**PROBLEM**
All of the material below is to be returned exactly.
-=-=-
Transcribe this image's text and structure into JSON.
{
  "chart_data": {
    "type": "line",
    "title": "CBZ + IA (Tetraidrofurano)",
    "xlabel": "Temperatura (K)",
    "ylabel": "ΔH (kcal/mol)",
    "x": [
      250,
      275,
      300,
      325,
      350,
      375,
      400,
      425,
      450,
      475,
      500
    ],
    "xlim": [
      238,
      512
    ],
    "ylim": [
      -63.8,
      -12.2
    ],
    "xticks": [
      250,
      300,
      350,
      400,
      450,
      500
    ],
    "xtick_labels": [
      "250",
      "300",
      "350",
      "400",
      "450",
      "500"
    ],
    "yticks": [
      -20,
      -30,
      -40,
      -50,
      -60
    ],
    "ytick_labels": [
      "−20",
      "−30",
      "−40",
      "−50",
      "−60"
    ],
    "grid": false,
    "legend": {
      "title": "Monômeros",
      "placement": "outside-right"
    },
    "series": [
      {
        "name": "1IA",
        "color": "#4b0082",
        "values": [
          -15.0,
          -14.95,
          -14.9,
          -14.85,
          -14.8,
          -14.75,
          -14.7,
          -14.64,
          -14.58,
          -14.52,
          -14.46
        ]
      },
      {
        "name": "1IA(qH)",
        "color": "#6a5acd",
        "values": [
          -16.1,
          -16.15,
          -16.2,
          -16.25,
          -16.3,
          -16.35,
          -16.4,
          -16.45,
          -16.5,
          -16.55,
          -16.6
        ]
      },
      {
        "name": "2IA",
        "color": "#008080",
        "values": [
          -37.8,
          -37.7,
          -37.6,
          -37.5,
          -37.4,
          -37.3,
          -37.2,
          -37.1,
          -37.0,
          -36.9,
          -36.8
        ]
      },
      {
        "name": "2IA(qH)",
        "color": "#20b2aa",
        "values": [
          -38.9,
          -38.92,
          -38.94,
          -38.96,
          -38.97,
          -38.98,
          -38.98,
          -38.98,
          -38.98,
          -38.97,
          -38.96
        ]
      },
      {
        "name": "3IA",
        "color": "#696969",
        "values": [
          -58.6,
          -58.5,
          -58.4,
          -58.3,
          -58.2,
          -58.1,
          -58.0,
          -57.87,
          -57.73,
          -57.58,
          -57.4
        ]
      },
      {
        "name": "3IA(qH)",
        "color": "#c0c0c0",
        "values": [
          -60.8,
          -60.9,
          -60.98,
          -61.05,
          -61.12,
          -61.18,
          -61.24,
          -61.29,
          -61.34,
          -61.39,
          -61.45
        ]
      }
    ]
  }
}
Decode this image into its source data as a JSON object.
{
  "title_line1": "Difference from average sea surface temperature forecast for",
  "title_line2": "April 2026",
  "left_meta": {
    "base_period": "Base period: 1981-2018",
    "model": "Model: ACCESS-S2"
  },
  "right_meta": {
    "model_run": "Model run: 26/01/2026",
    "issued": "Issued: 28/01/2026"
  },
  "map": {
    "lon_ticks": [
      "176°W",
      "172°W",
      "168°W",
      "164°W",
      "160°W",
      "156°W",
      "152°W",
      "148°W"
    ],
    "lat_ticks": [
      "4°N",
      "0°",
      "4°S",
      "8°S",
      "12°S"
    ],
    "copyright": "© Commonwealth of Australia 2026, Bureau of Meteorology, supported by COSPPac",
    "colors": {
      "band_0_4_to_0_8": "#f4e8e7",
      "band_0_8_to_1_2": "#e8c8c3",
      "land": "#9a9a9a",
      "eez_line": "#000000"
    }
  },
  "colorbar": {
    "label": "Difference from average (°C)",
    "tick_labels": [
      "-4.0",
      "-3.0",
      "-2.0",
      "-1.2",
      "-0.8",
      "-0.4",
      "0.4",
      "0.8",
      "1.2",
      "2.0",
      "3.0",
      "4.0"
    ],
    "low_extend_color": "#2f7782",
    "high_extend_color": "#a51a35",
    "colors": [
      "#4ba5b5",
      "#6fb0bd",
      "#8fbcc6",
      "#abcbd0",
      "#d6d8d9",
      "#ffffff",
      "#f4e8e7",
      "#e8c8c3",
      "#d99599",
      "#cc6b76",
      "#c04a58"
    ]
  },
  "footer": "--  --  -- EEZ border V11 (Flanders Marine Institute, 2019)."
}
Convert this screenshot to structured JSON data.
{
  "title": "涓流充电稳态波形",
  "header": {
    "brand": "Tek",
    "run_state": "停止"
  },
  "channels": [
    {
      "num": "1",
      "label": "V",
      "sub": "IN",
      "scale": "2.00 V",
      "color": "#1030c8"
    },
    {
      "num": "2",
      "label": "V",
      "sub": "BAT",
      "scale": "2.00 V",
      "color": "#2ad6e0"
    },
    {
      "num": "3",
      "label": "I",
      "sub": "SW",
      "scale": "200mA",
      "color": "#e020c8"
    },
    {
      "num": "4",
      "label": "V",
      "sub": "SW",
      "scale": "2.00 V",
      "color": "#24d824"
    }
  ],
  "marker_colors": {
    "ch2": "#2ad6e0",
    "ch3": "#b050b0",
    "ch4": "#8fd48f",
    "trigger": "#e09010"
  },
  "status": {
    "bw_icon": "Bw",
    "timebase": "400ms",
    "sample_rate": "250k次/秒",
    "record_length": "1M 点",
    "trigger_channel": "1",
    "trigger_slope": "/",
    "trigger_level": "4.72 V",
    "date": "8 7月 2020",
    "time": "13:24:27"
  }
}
-=-=-
**RESPONSE TO THIS EXERCISE**
Transcribe this image's text and structure into JSON.
{
  "chart_data": {
    "type": "line",
    "title": "CBZ + IA (Tetraidrofurano)",
    "xlabel": "Temperatura (K)",
    "ylabel": "ΔH (kcal/mol)",
    "x": [
      250,
      275,
      300,
      325,
      350,
      375,
      400,
      425,
      450,
      475,
      500
    ],
    "xlim": [
      238,
      512
    ],
    "ylim": [
      -63.8,
      -12.2
    ],
    "xticks": [
      250,
      300,
      350,
      400,
      450,
      500
    ],
    "xtick_labels": [
      "250",
      "300",
      "350",
      "400",
      "450",
      "500"
    ],
    "yticks": [
      -20,
      -30,
      -40,
      -50,
      -60
    ],
    "ytick_labels": [
      "−20",
      "−30",
      "−40",
      "−50",
      "−60"
    ],
    "grid": false,
    "legend": {
      "title": "Monômeros",
      "placement": "outside-right"
    },
    "series": [
      {
        "name": "1IA",
        "color": "#4b0082",
        "values": [
          -15.0,
          -14.95,
          -14.9,
          -14.85,
          -14.8,
          -14.75,
          -14.7,
          -14.64,
          -14.58,
          -14.52,
          -14.46
        ]
      },
      {
        "name": "1IA(qH)",
        "color": "#6a5acd",
        "values": [
          -16.1,
          -16.15,
          -16.2,
          -16.25,
          -16.3,
          -16.35,
          -16.4,
          -16.45,
          -16.5,
          -16.55,
          -16.6
        ]
      },
      {
        "name": "2IA",
        "color": "#008080",
        "values": [
          -37.8,
          -37.7,
          -37.6,
          -37.5,
          -37.4,
          -37.3,
          -37.2,
          -37.1,
          -37.0,
          -36.9,
          -36.8
        ]
      },
      {
        "name": "2IA(qH)",
        "color": "#20b2aa",
        "values": [
          -38.9,
          -38.92,
          -38.94,
          -38.96,
          -38.97,
          -38.98,
          -38.98,
          -38.98,
          -38.98,
          -38.97,
          -38.96
        ]
      },
      {
        "name": "3IA",
        "color": "#696969",
        "values": [
          -58.6,
          -58.5,
          -58.4,
          -58.3,
          -58.2,
          -58.1,
          -58.0,
          -57.87,
          -57.73,
          -57.58,
          -57.4
        ]
      },
      {
        "name": "3IA(qH)",
        "color": "#c0c0c0",
        "values": [
          -60.8,
          -60.9,
          -60.98,
          -61.05,
          -61.12,
          -61.18,
          -61.24,
          -61.29,
          -61.34,
          -61.39,
          -61.45
        ]
      }
    ]
  }
}
Decode this image into its source data as a JSON object.
{
  "title_line1": "Difference from average sea surface temperature forecast for",
  "title_line2": "April 2026",
  "left_meta": {
    "base_period": "Base period: 1981-2018",
    "model": "Model: ACCESS-S2"
  },
  "right_meta": {
    "model_run": "Model run: 26/01/2026",
    "issued": "Issued: 28/01/2026"
  },
  "map": {
    "lon_ticks": [
      "176°W",
      "172°W",
      "168°W",
      "164°W",
      "160°W",
      "156°W",
      "152°W",
      "148°W"
    ],
    "lat_ticks": [
      "4°N",
      "0°",
      "4°S",
      "8°S",
      "12°S"
    ],
    "copyright": "© Commonwealth of Australia 2026, Bureau of Meteorology, supported by COSPPac",
    "colors": {
      "band_0_4_to_0_8": "#f4e8e7",
      "band_0_8_to_1_2": "#e8c8c3",
      "land": "#9a9a9a",
      "eez_line": "#000000"
    }
  },
  "colorbar": {
    "label": "Difference from average (°C)",
    "tick_labels": [
      "-4.0",
      "-3.0",
      "-2.0",
      "-1.2",
      "-0.8",
      "-0.4",
      "0.4",
      "0.8",
      "1.2",
      "2.0",
      "3.0",
      "4.0"
    ],
    "low_extend_color": "#2f7782",
    "high_extend_color": "#a51a35",
    "colors": [
      "#4ba5b5",
      "#6fb0bd",
      "#8fbcc6",
      "#abcbd0",
      "#d6d8d9",
      "#ffffff",
      "#f4e8e7",
      "#e8c8c3",
      "#d99599",
      "#cc6b76",
      "#c04a58"
    ]
  },
  "footer": "--  --  -- EEZ border V11 (Flanders Marine Institute, 2019)."
}
Convert this screenshot to structured JSON data.
{
  "title": "涓流充电稳态波形",
  "header": {
    "brand": "Tek",
    "run_state": "停止"
  },
  "channels": [
    {
      "num": "1",
      "label": "V",
      "sub": "IN",
      "scale": "2.00 V",
      "color": "#1030c8"
    },
    {
      "num": "2",
      "label": "V",
      "sub": "BAT",
      "scale": "2.00 V",
      "color": "#2ad6e0"
    },
    {
      "num": "3",
      "label": "I",
      "sub": "SW",
      "scale": "200mA",
      "color": "#e020c8"
    },
    {
      "num": "4",
      "label": "V",
      "sub": "SW",
      "scale": "2.00 V",
      "color": "#24d824"
    }
  ],
  "marker_colors": {
    "ch2": "#2ad6e0",
    "ch3": "#b050b0",
    "ch4": "#8fd48f",
    "trigger": "#e09010"
  },
  "status": {
    "bw_icon": "Bw",
    "timebase": "400ms",
    "sample_rate": "250k次/秒",
    "record_length": "1M 点",
    "trigger_channel": "1",
    "trigger_slope": "/",
    "trigger_level": "4.72 V",
    "date": "8 7月 2020",
    "time": "13:24:27"
  }
}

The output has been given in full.